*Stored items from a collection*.
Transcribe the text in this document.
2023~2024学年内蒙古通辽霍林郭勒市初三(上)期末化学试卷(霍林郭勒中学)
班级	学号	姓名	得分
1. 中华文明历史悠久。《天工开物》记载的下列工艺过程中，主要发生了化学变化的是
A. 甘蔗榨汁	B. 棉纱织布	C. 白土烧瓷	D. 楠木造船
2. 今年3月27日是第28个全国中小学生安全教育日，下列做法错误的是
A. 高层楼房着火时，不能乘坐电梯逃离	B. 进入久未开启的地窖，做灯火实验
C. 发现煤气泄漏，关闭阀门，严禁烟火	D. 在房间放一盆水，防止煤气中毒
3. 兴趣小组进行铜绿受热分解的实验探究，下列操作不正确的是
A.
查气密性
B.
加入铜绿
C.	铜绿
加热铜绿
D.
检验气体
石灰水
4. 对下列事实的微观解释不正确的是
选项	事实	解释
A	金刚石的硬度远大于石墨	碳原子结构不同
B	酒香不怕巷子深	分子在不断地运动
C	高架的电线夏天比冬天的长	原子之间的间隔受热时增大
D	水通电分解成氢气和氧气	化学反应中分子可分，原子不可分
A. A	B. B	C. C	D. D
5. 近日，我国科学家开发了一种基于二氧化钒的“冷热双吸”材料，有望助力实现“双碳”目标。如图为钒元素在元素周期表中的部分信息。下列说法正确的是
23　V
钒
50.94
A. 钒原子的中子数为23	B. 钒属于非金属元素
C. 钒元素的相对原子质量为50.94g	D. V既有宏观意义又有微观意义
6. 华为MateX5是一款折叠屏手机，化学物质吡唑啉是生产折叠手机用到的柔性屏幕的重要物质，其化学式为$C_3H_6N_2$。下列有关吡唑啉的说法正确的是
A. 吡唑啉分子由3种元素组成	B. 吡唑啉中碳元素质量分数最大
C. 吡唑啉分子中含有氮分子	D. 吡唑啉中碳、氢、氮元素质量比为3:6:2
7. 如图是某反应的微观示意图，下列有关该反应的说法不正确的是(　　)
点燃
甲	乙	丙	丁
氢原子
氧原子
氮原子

*GIVEN REQUEST*. Recite the full listing above exactly.

*SOLUTION TO THE EXERCISE*.
Transcribe the text in this document.
2023~2024学年内蒙古通辽霍林郭勒市初三(上)期末化学试卷(霍林郭勒中学)
班级	学号	姓名	得分
1. 中华文明历史悠久。《天工开物》记载的下列工艺过程中，主要发生了化学变化的是
A. 甘蔗榨汁	B. 棉纱织布	C. 白土烧瓷	D. 楠木造船
2. 今年3月27日是第28个全国中小学生安全教育日，下列做法错误的是
A. 高层楼房着火时，不能乘坐电梯逃离	B. 进入久未开启的地窖，做灯火实验
C. 发现煤气泄漏，关闭阀门，严禁烟火	D. 在房间放一盆水，防止煤气中毒
3. 兴趣小组进行铜绿受热分解的实验探究，下列操作不正确的是
A.
查气密性
B.
加入铜绿
C.	铜绿
加热铜绿
D.
检验气体
石灰水
4. 对下列事实的微观解释不正确的是
选项	事实	解释
A	金刚石的硬度远大于石墨	碳原子结构不同
B	酒香不怕巷子深	分子在不断地运动
C	高架的电线夏天比冬天的长	原子之间的间隔受热时增大
D	水通电分解成氢气和氧气	化学反应中分子可分，原子不可分
A. A	B. B	C. C	D. D
5. 近日，我国科学家开发了一种基于二氧化钒的“冷热双吸”材料，有望助力实现“双碳”目标。如图为钒元素在元素周期表中的部分信息。下列说法正确的是
23　V
钒
50.94
A. 钒原子的中子数为23	B. 钒属于非金属元素
C. 钒元素的相对原子质量为50.94g	D. V既有宏观意义又有微观意义
6. 华为MateX5是一款折叠屏手机，化学物质吡唑啉是生产折叠手机用到的柔性屏幕的重要物质，其化学式为$C_3H_6N_2$。下列有关吡唑啉的说法正确的是
A. 吡唑啉分子由3种元素组成	B. 吡唑啉中碳元素质量分数最大
C. 吡唑啉分子中含有氮分子	D. 吡唑啉中碳、氢、氮元素质量比为3:6:2
7. 如图是某反应的微观示意图，下列有关该反应的说法不正确的是(　　)
点燃
甲	乙	丙	丁
氢原子
氧原子
氮原子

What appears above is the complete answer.